• _What is being asked_
Find every line in the records below that contains the word "RADIOULNARE", and copy each such line.

-------- Material provided

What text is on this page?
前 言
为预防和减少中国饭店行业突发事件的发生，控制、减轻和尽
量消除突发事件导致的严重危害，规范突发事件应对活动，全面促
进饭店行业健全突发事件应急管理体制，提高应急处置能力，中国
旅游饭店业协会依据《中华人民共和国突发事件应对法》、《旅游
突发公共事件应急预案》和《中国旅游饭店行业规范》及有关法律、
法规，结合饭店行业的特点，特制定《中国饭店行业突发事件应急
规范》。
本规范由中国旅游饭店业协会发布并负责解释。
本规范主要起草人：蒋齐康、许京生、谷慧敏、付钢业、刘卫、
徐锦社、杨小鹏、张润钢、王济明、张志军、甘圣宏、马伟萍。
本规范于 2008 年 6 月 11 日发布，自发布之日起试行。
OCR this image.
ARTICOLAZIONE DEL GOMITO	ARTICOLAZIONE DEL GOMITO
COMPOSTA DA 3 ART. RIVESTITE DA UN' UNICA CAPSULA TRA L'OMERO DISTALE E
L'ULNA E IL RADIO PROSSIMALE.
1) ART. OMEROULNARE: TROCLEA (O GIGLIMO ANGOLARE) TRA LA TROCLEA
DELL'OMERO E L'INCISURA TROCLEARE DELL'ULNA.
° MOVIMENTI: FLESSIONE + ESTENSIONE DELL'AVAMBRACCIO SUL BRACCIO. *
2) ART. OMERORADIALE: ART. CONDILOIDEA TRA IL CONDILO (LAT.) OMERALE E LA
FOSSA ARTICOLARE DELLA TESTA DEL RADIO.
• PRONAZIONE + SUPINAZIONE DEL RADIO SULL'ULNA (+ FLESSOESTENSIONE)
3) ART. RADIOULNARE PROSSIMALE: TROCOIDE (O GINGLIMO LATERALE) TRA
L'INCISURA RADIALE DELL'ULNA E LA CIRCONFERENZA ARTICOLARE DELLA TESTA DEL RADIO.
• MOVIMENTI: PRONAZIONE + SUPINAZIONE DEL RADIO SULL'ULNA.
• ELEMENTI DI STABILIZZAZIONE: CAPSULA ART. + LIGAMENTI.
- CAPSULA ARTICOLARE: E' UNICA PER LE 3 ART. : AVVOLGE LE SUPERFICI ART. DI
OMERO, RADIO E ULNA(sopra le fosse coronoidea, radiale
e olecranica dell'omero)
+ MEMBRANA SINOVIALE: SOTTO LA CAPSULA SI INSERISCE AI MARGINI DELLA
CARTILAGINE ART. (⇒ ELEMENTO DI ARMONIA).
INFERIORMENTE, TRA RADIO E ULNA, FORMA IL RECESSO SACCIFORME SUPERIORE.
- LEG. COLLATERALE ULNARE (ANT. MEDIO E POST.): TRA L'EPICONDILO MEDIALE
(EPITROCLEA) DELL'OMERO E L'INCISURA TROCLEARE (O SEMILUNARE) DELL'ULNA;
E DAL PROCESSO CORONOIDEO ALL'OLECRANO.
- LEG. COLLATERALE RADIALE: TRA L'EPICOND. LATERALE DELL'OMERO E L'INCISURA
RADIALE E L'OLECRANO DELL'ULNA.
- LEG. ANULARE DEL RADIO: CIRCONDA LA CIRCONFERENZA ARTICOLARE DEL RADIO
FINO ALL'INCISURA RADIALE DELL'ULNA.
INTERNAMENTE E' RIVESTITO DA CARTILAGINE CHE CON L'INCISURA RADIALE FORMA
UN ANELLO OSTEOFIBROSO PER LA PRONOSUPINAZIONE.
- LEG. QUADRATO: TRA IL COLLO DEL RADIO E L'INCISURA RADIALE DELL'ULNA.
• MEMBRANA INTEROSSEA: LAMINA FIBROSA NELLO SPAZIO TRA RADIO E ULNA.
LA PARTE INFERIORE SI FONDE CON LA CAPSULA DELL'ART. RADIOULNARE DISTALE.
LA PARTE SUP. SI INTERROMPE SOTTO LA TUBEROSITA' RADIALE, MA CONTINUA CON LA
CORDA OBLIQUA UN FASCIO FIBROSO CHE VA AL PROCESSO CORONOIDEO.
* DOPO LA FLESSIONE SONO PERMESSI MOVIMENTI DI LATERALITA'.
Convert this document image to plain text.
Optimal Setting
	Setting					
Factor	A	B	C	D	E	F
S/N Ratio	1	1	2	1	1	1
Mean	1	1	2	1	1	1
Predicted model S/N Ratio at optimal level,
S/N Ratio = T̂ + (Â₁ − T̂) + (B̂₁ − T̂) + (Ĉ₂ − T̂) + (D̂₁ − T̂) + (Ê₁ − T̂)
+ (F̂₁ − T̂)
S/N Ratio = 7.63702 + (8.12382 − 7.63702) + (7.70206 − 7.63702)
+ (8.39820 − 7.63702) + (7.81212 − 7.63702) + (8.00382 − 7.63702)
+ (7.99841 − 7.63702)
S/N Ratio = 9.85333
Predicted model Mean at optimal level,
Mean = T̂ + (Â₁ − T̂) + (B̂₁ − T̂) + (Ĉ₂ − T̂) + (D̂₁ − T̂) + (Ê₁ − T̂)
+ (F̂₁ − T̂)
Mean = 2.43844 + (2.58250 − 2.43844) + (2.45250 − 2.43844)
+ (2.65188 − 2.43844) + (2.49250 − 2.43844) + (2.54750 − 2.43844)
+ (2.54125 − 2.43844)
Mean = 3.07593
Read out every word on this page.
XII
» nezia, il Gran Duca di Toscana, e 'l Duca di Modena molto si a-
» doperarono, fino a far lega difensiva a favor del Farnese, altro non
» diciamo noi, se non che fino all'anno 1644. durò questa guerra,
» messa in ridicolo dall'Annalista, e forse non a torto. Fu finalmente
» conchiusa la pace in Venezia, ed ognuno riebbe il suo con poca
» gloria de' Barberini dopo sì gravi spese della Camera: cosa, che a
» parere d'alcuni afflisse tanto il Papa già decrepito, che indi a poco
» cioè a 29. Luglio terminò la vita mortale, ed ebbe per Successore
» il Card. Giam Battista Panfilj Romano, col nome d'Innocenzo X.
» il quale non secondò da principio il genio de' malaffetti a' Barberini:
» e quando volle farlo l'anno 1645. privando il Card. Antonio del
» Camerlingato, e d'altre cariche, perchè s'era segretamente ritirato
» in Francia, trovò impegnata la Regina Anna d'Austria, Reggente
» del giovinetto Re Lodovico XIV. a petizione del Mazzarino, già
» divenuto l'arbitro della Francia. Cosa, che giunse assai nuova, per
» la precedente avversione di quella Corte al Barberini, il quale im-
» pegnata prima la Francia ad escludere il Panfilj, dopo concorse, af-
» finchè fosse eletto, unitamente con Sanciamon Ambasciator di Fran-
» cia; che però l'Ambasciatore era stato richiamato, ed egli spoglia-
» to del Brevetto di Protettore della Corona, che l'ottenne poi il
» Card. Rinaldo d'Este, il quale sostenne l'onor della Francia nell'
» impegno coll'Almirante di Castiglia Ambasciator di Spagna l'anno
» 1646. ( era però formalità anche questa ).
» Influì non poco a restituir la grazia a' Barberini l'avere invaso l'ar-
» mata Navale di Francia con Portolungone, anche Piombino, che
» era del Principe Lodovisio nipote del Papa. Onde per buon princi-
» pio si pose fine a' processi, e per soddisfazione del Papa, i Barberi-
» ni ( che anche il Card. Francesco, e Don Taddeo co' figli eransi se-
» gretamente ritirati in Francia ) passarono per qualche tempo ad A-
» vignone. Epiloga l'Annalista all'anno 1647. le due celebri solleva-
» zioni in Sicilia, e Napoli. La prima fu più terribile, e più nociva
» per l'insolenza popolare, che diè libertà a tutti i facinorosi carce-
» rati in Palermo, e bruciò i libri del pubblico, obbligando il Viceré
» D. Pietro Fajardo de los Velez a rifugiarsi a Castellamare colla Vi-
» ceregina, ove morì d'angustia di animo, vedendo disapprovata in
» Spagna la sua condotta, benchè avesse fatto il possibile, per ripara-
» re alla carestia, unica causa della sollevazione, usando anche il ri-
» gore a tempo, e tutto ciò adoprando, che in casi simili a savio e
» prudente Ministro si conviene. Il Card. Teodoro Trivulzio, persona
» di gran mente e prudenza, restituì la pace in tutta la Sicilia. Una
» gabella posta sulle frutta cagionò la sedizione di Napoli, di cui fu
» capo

----------------

• _Answer to the task_
3) ART. RADIOULNARE PROSSIMALE: TROCOIDE (O GINGLIMO LATERALE) TRA
LA PARTE INFERIORE SI FONDE CON LA CAPSULA DELL'ART. RADIOULNARE DISTALE.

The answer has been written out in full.